Available records:
▽
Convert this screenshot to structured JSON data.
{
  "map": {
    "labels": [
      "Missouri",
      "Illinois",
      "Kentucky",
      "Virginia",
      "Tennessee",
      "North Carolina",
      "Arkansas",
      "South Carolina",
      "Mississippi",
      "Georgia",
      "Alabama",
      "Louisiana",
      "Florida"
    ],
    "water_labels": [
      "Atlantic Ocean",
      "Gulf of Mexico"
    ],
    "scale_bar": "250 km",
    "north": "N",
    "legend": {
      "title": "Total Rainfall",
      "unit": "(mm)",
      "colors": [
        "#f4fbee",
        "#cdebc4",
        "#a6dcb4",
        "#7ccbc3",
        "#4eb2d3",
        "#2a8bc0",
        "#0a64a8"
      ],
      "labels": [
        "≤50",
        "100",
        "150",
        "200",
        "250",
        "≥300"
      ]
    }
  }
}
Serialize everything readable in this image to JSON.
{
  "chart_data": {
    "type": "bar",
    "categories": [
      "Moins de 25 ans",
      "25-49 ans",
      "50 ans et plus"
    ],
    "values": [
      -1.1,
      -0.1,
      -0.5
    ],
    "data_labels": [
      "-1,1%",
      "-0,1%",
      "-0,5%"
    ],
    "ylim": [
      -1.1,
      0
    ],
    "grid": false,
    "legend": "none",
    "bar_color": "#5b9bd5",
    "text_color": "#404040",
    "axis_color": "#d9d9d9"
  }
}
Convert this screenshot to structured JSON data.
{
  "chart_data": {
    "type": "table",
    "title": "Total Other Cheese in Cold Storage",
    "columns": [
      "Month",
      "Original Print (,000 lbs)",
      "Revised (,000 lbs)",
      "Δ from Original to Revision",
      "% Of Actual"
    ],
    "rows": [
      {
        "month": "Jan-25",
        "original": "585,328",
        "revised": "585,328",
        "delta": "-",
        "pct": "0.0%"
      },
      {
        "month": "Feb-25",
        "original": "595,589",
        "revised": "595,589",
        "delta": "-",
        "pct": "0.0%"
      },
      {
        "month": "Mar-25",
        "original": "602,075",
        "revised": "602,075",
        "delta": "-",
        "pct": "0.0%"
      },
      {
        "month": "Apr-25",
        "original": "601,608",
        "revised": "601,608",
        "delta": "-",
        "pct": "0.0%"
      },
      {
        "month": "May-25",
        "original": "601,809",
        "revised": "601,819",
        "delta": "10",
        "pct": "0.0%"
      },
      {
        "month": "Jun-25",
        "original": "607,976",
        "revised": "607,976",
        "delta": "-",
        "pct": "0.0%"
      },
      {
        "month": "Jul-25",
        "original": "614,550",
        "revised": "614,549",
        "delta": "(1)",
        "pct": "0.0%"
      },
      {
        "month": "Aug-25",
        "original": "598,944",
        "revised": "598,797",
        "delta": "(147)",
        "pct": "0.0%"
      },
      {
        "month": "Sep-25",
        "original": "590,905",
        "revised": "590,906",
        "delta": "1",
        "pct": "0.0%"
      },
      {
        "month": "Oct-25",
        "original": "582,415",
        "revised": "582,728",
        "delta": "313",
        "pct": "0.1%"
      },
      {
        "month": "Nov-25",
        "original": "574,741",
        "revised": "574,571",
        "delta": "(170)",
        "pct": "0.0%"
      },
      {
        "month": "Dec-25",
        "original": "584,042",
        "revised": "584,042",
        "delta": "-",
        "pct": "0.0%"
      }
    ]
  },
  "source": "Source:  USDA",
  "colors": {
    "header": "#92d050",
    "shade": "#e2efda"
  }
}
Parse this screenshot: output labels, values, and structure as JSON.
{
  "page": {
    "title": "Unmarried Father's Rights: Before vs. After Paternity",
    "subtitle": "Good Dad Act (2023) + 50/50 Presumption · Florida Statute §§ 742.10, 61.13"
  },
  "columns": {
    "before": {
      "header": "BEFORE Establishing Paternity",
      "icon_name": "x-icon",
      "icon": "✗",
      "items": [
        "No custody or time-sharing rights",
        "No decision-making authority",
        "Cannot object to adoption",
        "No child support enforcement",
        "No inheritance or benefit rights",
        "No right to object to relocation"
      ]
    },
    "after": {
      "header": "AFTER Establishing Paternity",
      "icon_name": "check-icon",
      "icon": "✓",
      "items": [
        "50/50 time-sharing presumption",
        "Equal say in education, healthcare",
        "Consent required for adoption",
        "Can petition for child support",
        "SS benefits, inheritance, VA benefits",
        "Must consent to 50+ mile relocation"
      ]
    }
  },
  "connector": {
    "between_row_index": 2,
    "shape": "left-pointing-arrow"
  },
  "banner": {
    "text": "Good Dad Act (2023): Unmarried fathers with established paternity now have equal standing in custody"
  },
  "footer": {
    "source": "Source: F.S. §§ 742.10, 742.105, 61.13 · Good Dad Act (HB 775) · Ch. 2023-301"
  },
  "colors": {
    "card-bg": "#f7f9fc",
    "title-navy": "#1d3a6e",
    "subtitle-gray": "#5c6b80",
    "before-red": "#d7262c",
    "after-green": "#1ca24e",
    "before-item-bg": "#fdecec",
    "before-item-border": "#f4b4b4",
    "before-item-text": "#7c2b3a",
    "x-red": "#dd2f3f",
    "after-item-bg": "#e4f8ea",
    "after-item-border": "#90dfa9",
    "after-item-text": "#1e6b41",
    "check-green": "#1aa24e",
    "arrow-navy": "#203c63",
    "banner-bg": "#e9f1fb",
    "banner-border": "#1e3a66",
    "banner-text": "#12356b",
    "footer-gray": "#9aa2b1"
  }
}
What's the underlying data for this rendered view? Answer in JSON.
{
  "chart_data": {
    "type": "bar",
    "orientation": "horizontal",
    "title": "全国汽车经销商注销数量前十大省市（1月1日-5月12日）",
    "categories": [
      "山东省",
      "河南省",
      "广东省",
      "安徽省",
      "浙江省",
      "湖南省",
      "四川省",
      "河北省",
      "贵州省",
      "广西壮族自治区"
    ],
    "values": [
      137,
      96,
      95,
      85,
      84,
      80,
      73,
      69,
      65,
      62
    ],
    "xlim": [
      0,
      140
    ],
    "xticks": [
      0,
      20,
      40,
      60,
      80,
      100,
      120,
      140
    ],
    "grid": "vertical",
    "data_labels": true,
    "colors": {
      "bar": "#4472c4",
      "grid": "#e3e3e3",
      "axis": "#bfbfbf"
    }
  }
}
△
Write every line of the material above again, exactly.

Output:
Convert this screenshot to structured JSON data.
{
  "map": {
    "labels": [
      "Missouri",
      "Illinois",
      "Kentucky",
      "Virginia",
      "Tennessee",
      "North Carolina",
      "Arkansas",
      "South Carolina",
      "Mississippi",
      "Georgia",
      "Alabama",
      "Louisiana",
      "Florida"
    ],
    "water_labels": [
      "Atlantic Ocean",
      "Gulf of Mexico"
    ],
    "scale_bar": "250 km",
    "north": "N",
    "legend": {
      "title": "Total Rainfall",
      "unit": "(mm)",
      "colors": [
        "#f4fbee",
        "#cdebc4",
        "#a6dcb4",
        "#7ccbc3",
        "#4eb2d3",
        "#2a8bc0",
        "#0a64a8"
      ],
      "labels": [
        "≤50",
        "100",
        "150",
        "200",
        "250",
        "≥300"
      ]
    }
  }
}
Serialize everything readable in this image to JSON.
{
  "chart_data": {
    "type": "bar",
    "categories": [
      "Moins de 25 ans",
      "25-49 ans",
      "50 ans et plus"
    ],
    "values": [
      -1.1,
      -0.1,
      -0.5
    ],
    "data_labels": [
      "-1,1%",
      "-0,1%",
      "-0,5%"
    ],
    "ylim": [
      -1.1,
      0
    ],
    "grid": false,
    "legend": "none",
    "bar_color": "#5b9bd5",
    "text_color": "#404040",
    "axis_color": "#d9d9d9"
  }
}
Convert this screenshot to structured JSON data.
{
  "chart_data": {
    "type": "table",
    "title": "Total Other Cheese in Cold Storage",
    "columns": [
      "Month",
      "Original Print (,000 lbs)",
      "Revised (,000 lbs)",
      "Δ from Original to Revision",
      "% Of Actual"
    ],
    "rows": [
      {
        "month": "Jan-25",
        "original": "585,328",
        "revised": "585,328",
        "delta": "-",
        "pct": "0.0%"
      },
      {
        "month": "Feb-25",
        "original": "595,589",
        "revised": "595,589",
        "delta": "-",
        "pct": "0.0%"
      },
      {
        "month": "Mar-25",
        "original": "602,075",
        "revised": "602,075",
        "delta": "-",
        "pct": "0.0%"
      },
      {
        "month": "Apr-25",
        "original": "601,608",
        "revised": "601,608",
        "delta": "-",
        "pct": "0.0%"
      },
      {
        "month": "May-25",
        "original": "601,809",
        "revised": "601,819",
        "delta": "10",
        "pct": "0.0%"
      },
      {
        "month": "Jun-25",
        "original": "607,976",
        "revised": "607,976",
        "delta": "-",
        "pct": "0.0%"
      },
      {
        "month": "Jul-25",
        "original": "614,550",
        "revised": "614,549",
        "delta": "(1)",
        "pct": "0.0%"
      },
      {
        "month": "Aug-25",
        "original": "598,944",
        "revised": "598,797",
        "delta": "(147)",
        "pct": "0.0%"
      },
      {
        "month": "Sep-25",
        "original": "590,905",
        "revised": "590,906",
        "delta": "1",
        "pct": "0.0%"
      },
      {
        "month": "Oct-25",
        "original": "582,415",
        "revised": "582,728",
        "delta": "313",
        "pct": "0.1%"
      },
      {
        "month": "Nov-25",
        "original": "574,741",
        "revised": "574,571",
        "delta": "(170)",
        "pct": "0.0%"
      },
      {
        "month": "Dec-25",
        "original": "584,042",
        "revised": "584,042",
        "delta": "-",
        "pct": "0.0%"
      }
    ]
  },
  "source": "Source:  USDA",
  "colors": {
    "header": "#92d050",
    "shade": "#e2efda"
  }
}
Parse this screenshot: output labels, values, and structure as JSON.
{
  "page": {
    "title": "Unmarried Father's Rights: Before vs. After Paternity",
    "subtitle": "Good Dad Act (2023) + 50/50 Presumption · Florida Statute §§ 742.10, 61.13"
  },
  "columns": {
    "before": {
      "header": "BEFORE Establishing Paternity",
      "icon_name": "x-icon",
      "icon": "✗",
      "items": [
        "No custody or time-sharing rights",
        "No decision-making authority",
        "Cannot object to adoption",
        "No child support enforcement",
        "No inheritance or benefit rights",
        "No right to object to relocation"
      ]
    },
    "after": {
      "header": "AFTER Establishing Paternity",
      "icon_name": "check-icon",
      "icon": "✓",
      "items": [
        "50/50 time-sharing presumption",
        "Equal say in education, healthcare",
        "Consent required for adoption",
        "Can petition for child support",
        "SS benefits, inheritance, VA benefits",
        "Must consent to 50+ mile relocation"
      ]
    }
  },
  "connector": {
    "between_row_index": 2,
    "shape": "left-pointing-arrow"
  },
  "banner": {
    "text": "Good Dad Act (2023): Unmarried fathers with established paternity now have equal standing in custody"
  },
  "footer": {
    "source": "Source: F.S. §§ 742.10, 742.105, 61.13 · Good Dad Act (HB 775) · Ch. 2023-301"
  },
  "colors": {
    "card-bg": "#f7f9fc",
    "title-navy": "#1d3a6e",
    "subtitle-gray": "#5c6b80",
    "before-red": "#d7262c",
    "after-green": "#1ca24e",
    "before-item-bg": "#fdecec",
    "before-item-border": "#f4b4b4",
    "before-item-text": "#7c2b3a",
    "x-red": "#dd2f3f",
    "after-item-bg": "#e4f8ea",
    "after-item-border": "#90dfa9",
    "after-item-text": "#1e6b41",
    "check-green": "#1aa24e",
    "arrow-navy": "#203c63",
    "banner-bg": "#e9f1fb",
    "banner-border": "#1e3a66",
    "banner-text": "#12356b",
    "footer-gray": "#9aa2b1"
  }
}
What's the underlying data for this rendered view? Answer in JSON.
{
  "chart_data": {
    "type": "bar",
    "orientation": "horizontal",
    "title": "全国汽车经销商注销数量前十大省市（1月1日-5月12日）",
    "categories": [
      "山东省",
      "河南省",
      "广东省",
      "安徽省",
      "浙江省",
      "湖南省",
      "四川省",
      "河北省",
      "贵州省",
      "广西壮族自治区"
    ],
    "values": [
      137,
      96,
      95,
      85,
      84,
      80,
      73,
      69,
      65,
      62
    ],
    "xlim": [
      0,
      140
    ],
    "xticks": [
      0,
      20,
      40,
      60,
      80,
      100,
      120,
      140
    ],
    "grid": "vertical",
    "data_labels": true,
    "colors": {
      "bar": "#4472c4",
      "grid": "#e3e3e3",
      "axis": "#bfbfbf"
    }
  }
}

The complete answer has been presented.